Rows from a figure dataset
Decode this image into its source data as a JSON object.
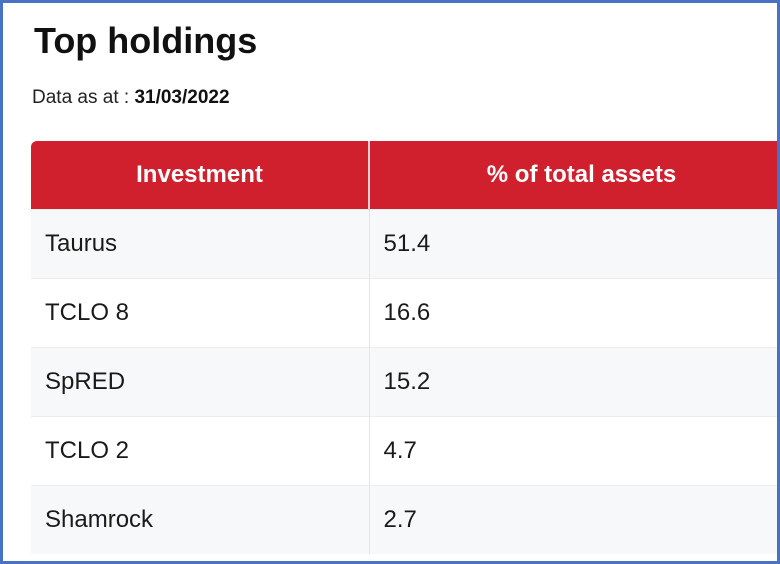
{
  "page": {
    "title": "Top holdings",
    "as_of_label": "Data as at :",
    "as_of_date": "31/03/2022"
  },
  "table": {
    "headers": [
      "Investment",
      "% of total assets"
    ],
    "rows": [
      {
        "investment": "Taurus",
        "pct": "51.4"
      },
      {
        "investment": "TCLO 8",
        "pct": "16.6"
      },
      {
        "investment": "SpRED",
        "pct": "15.2"
      },
      {
        "investment": "TCLO 2",
        "pct": "4.7"
      },
      {
        "investment": "Shamrock",
        "pct": "2.7"
      }
    ]
  },
  "colors": {
    "header_bg": "#d0202e",
    "frame_border": "#4a72c4",
    "row_alt_bg": "#f7f8f9"
  }
}
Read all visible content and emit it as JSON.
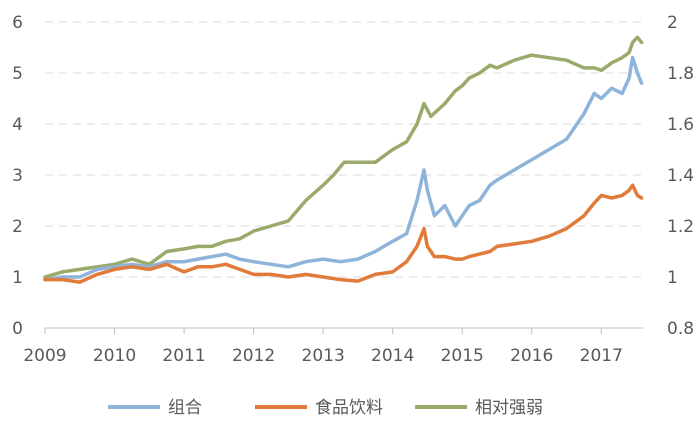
{
  "chart_data": {
    "type": "line",
    "title": "",
    "xlabel": "",
    "ylabel": "",
    "x_ticks": [
      "2009",
      "2010",
      "2011",
      "2012",
      "2013",
      "2014",
      "2015",
      "2016",
      "2017"
    ],
    "y_left": {
      "ticks": [
        "0",
        "1",
        "2",
        "3",
        "4",
        "5",
        "6"
      ],
      "ylim": [
        0,
        6
      ]
    },
    "y_right": {
      "ticks": [
        "0.8",
        "1",
        "1.2",
        "1.4",
        "1.6",
        "1.8",
        "2"
      ],
      "ylim": [
        0.8,
        2.0
      ]
    },
    "grid": "horizontal dashed",
    "legend_position": "bottom",
    "colors": {
      "portfolio": "#8fb4d9",
      "food_beverage": "#e07b39",
      "relative_strength": "#9aaa6a",
      "grid": "#d9d9d9",
      "axis": "#bfbfbf"
    },
    "series": [
      {
        "name": "组合",
        "axis": "left",
        "color": "#8fb4d9",
        "x": [
          2009.0,
          2009.25,
          2009.5,
          2009.75,
          2010.0,
          2010.25,
          2010.5,
          2010.75,
          2011.0,
          2011.2,
          2011.4,
          2011.6,
          2011.8,
          2012.0,
          2012.25,
          2012.5,
          2012.75,
          2013.0,
          2013.25,
          2013.5,
          2013.75,
          2014.0,
          2014.2,
          2014.35,
          2014.45,
          2014.5,
          2014.6,
          2014.75,
          2014.9,
          2015.0,
          2015.1,
          2015.25,
          2015.4,
          2015.5,
          2015.75,
          2016.0,
          2016.25,
          2016.5,
          2016.75,
          2016.9,
          2017.0,
          2017.15,
          2017.3,
          2017.4,
          2017.45,
          2017.52,
          2017.58
        ],
        "values": [
          0.95,
          1.0,
          1.0,
          1.15,
          1.2,
          1.25,
          1.2,
          1.3,
          1.3,
          1.35,
          1.4,
          1.45,
          1.35,
          1.3,
          1.25,
          1.2,
          1.3,
          1.35,
          1.3,
          1.35,
          1.5,
          1.7,
          1.85,
          2.5,
          3.1,
          2.7,
          2.2,
          2.4,
          2.0,
          2.2,
          2.4,
          2.5,
          2.8,
          2.9,
          3.1,
          3.3,
          3.5,
          3.7,
          4.2,
          4.6,
          4.5,
          4.7,
          4.6,
          4.9,
          5.3,
          5.0,
          4.8
        ]
      },
      {
        "name": "食品饮料",
        "axis": "left",
        "color": "#e07b39",
        "x": [
          2009.0,
          2009.25,
          2009.5,
          2009.75,
          2010.0,
          2010.25,
          2010.5,
          2010.75,
          2011.0,
          2011.2,
          2011.4,
          2011.6,
          2011.8,
          2012.0,
          2012.25,
          2012.5,
          2012.75,
          2013.0,
          2013.25,
          2013.5,
          2013.75,
          2014.0,
          2014.2,
          2014.35,
          2014.45,
          2014.5,
          2014.6,
          2014.75,
          2014.9,
          2015.0,
          2015.1,
          2015.25,
          2015.4,
          2015.5,
          2015.75,
          2016.0,
          2016.25,
          2016.5,
          2016.75,
          2016.9,
          2017.0,
          2017.15,
          2017.3,
          2017.4,
          2017.45,
          2017.52,
          2017.58
        ],
        "values": [
          0.95,
          0.95,
          0.9,
          1.05,
          1.15,
          1.2,
          1.15,
          1.25,
          1.1,
          1.2,
          1.2,
          1.25,
          1.15,
          1.05,
          1.05,
          1.0,
          1.05,
          1.0,
          0.95,
          0.92,
          1.05,
          1.1,
          1.3,
          1.6,
          1.95,
          1.6,
          1.4,
          1.4,
          1.35,
          1.35,
          1.4,
          1.45,
          1.5,
          1.6,
          1.65,
          1.7,
          1.8,
          1.95,
          2.2,
          2.45,
          2.6,
          2.55,
          2.6,
          2.7,
          2.8,
          2.6,
          2.55
        ]
      },
      {
        "name": "相对强弱",
        "axis": "right",
        "color": "#9aaa6a",
        "x": [
          2009.0,
          2009.25,
          2009.5,
          2009.75,
          2010.0,
          2010.25,
          2010.5,
          2010.75,
          2011.0,
          2011.2,
          2011.4,
          2011.6,
          2011.8,
          2012.0,
          2012.25,
          2012.5,
          2012.75,
          2013.0,
          2013.15,
          2013.3,
          2013.5,
          2013.75,
          2014.0,
          2014.2,
          2014.35,
          2014.45,
          2014.55,
          2014.75,
          2014.9,
          2015.0,
          2015.1,
          2015.25,
          2015.4,
          2015.5,
          2015.75,
          2016.0,
          2016.25,
          2016.5,
          2016.75,
          2016.9,
          2017.0,
          2017.15,
          2017.3,
          2017.4,
          2017.45,
          2017.52,
          2017.58
        ],
        "values": [
          1.0,
          1.02,
          1.03,
          1.04,
          1.05,
          1.07,
          1.05,
          1.1,
          1.11,
          1.12,
          1.12,
          1.14,
          1.15,
          1.18,
          1.2,
          1.22,
          1.3,
          1.36,
          1.4,
          1.45,
          1.45,
          1.45,
          1.5,
          1.53,
          1.6,
          1.68,
          1.63,
          1.68,
          1.73,
          1.75,
          1.78,
          1.8,
          1.83,
          1.82,
          1.85,
          1.87,
          1.86,
          1.85,
          1.82,
          1.82,
          1.81,
          1.84,
          1.86,
          1.88,
          1.92,
          1.94,
          1.92
        ]
      }
    ]
  }
}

#### Given request:
Using the listing above, list every line in which the string "axis" occurs.

#### Response below:
      "axis": "#bfbfbf"
        "axis": "left",
        "axis": "left",
        "axis": "right",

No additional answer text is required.